**AVAILABLE RECORDS**
★ ★ ★ ★ ★ ★ ★

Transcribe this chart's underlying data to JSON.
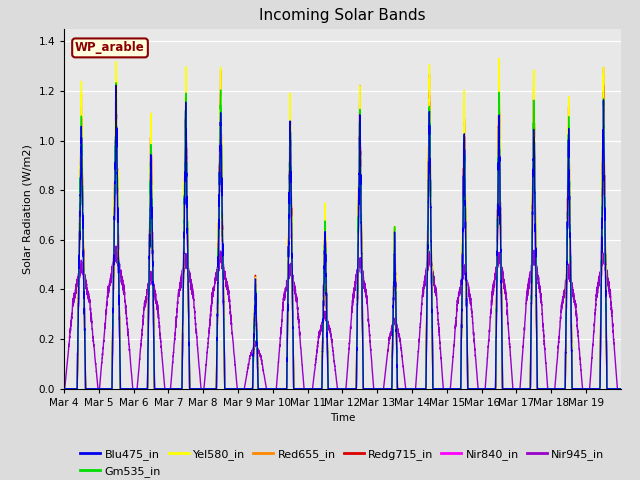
{
  "title": "Incoming Solar Bands",
  "ylabel": "Solar Radiation (W/m2)",
  "xlabel": "Time",
  "location_label": "WP_arable",
  "ylim": [
    0,
    1.45
  ],
  "yticks": [
    0.0,
    0.2,
    0.4,
    0.6,
    0.8,
    1.0,
    1.2,
    1.4
  ],
  "fig_facecolor": "#dcdcdc",
  "ax_facecolor": "#e8e8e8",
  "series": [
    {
      "name": "Blu475_in",
      "color": "#0000ee",
      "lw": 1.0,
      "zorder": 7
    },
    {
      "name": "Gm535_in",
      "color": "#00dd00",
      "lw": 1.0,
      "zorder": 6
    },
    {
      "name": "Yel580_in",
      "color": "#ffff00",
      "lw": 1.0,
      "zorder": 5
    },
    {
      "name": "Red655_in",
      "color": "#ff8800",
      "lw": 1.0,
      "zorder": 4
    },
    {
      "name": "Redg715_in",
      "color": "#dd0000",
      "lw": 1.0,
      "zorder": 3
    },
    {
      "name": "Nir840_in",
      "color": "#ff00ff",
      "lw": 1.0,
      "zorder": 2
    },
    {
      "name": "Nir945_in",
      "color": "#9900cc",
      "lw": 1.0,
      "zorder": 1
    }
  ],
  "num_days": 16,
  "points_per_day": 288,
  "day_peaks": [
    1.25,
    1.38,
    1.15,
    1.32,
    1.34,
    0.46,
    1.24,
    0.76,
    1.3,
    0.7,
    1.35,
    1.22,
    1.35,
    1.35,
    1.2,
    1.35
  ],
  "peak_widths": [
    0.12,
    0.12,
    0.1,
    0.11,
    0.12,
    0.08,
    0.1,
    0.09,
    0.1,
    0.08,
    0.1,
    0.1,
    0.1,
    0.1,
    0.1,
    0.1
  ],
  "legend_fontsize": 8,
  "title_fontsize": 11,
  "tick_fontsize": 7.5
}
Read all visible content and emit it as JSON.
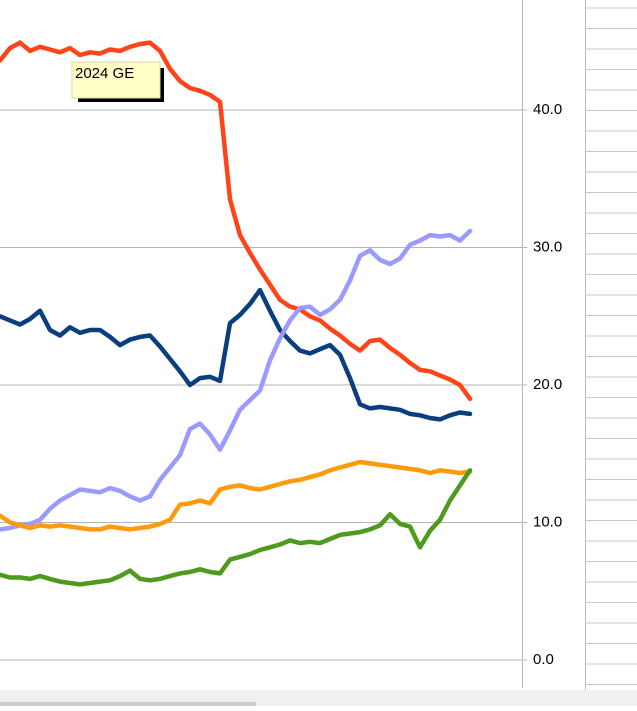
{
  "chart_data": {
    "type": "line",
    "annotation": "2024 GE",
    "ylim": [
      0,
      48
    ],
    "yticks": [
      {
        "value": 0,
        "label": "0.0"
      },
      {
        "value": 10,
        "label": "10.0"
      },
      {
        "value": 20,
        "label": "20.0"
      },
      {
        "value": 30,
        "label": "30.0"
      },
      {
        "value": 40,
        "label": "40.0"
      }
    ],
    "grid": true,
    "series": [
      {
        "color": "#ff4419",
        "values": [
          43.6,
          44.5,
          44.9,
          44.3,
          44.6,
          44.4,
          44.2,
          44.5,
          44.0,
          44.2,
          44.1,
          44.4,
          44.3,
          44.6,
          44.8,
          44.9,
          44.3,
          43.0,
          42.1,
          41.6,
          41.4,
          41.1,
          40.6,
          33.5,
          30.9,
          29.6,
          28.4,
          27.3,
          26.2,
          25.7,
          25.5,
          25.0,
          24.7,
          24.1,
          23.6,
          23.0,
          22.5,
          23.2,
          23.3,
          22.7,
          22.2,
          21.6,
          21.1,
          21.0,
          20.7,
          20.4,
          20.0,
          19.0
        ]
      },
      {
        "color": "#0b3e7e",
        "values": [
          25.0,
          24.7,
          24.4,
          24.8,
          25.4,
          24.0,
          23.6,
          24.2,
          23.8,
          24.0,
          24.0,
          23.5,
          22.9,
          23.3,
          23.5,
          23.6,
          22.8,
          21.9,
          21.0,
          20.0,
          20.5,
          20.6,
          20.3,
          24.5,
          25.1,
          25.9,
          26.9,
          25.4,
          24.0,
          23.2,
          22.5,
          22.3,
          22.6,
          22.9,
          22.2,
          20.5,
          18.6,
          18.3,
          18.4,
          18.3,
          18.2,
          17.9,
          17.8,
          17.6,
          17.5,
          17.8,
          18.0,
          17.9
        ]
      },
      {
        "color": "#9b9bff",
        "values": [
          9.5,
          9.6,
          9.8,
          9.9,
          10.2,
          11.0,
          11.6,
          12.0,
          12.4,
          12.3,
          12.2,
          12.5,
          12.3,
          11.9,
          11.6,
          11.9,
          13.1,
          14.0,
          14.9,
          16.8,
          17.2,
          16.4,
          15.3,
          16.7,
          18.2,
          18.9,
          19.6,
          21.8,
          23.4,
          24.7,
          25.6,
          25.7,
          25.1,
          25.5,
          26.2,
          27.6,
          29.4,
          29.8,
          29.1,
          28.8,
          29.2,
          30.2,
          30.5,
          30.9,
          30.8,
          30.9,
          30.5,
          31.2
        ]
      },
      {
        "color": "#ff9a0d",
        "values": [
          10.5,
          10.0,
          9.8,
          9.6,
          9.8,
          9.7,
          9.8,
          9.7,
          9.6,
          9.5,
          9.5,
          9.7,
          9.6,
          9.5,
          9.6,
          9.7,
          9.9,
          10.2,
          11.3,
          11.4,
          11.6,
          11.4,
          12.4,
          12.6,
          12.7,
          12.5,
          12.4,
          12.6,
          12.8,
          13.0,
          13.1,
          13.3,
          13.5,
          13.8,
          14.0,
          14.2,
          14.4,
          14.3,
          14.2,
          14.1,
          14.0,
          13.9,
          13.8,
          13.6,
          13.8,
          13.7,
          13.6,
          13.7
        ]
      },
      {
        "color": "#4e9a1c",
        "values": [
          6.2,
          6.0,
          6.0,
          5.9,
          6.1,
          5.9,
          5.7,
          5.6,
          5.5,
          5.6,
          5.7,
          5.8,
          6.1,
          6.5,
          5.9,
          5.8,
          5.9,
          6.1,
          6.3,
          6.4,
          6.6,
          6.4,
          6.3,
          7.3,
          7.5,
          7.7,
          8.0,
          8.2,
          8.4,
          8.7,
          8.5,
          8.6,
          8.5,
          8.8,
          9.1,
          9.2,
          9.3,
          9.5,
          9.8,
          10.6,
          9.9,
          9.7,
          8.2,
          9.4,
          10.2,
          11.6,
          12.7,
          13.8
        ]
      }
    ]
  }
}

★ ★ ★ ★ ★ ★ ★

**PROBLEM DESCRIPTION**
Read through the data and copy every line where "JSON" shows up.

**SOLUTION TO THE EXERCISE**
Transcribe this chart's underlying data to JSON.
Read all visible content and emit it as JSON.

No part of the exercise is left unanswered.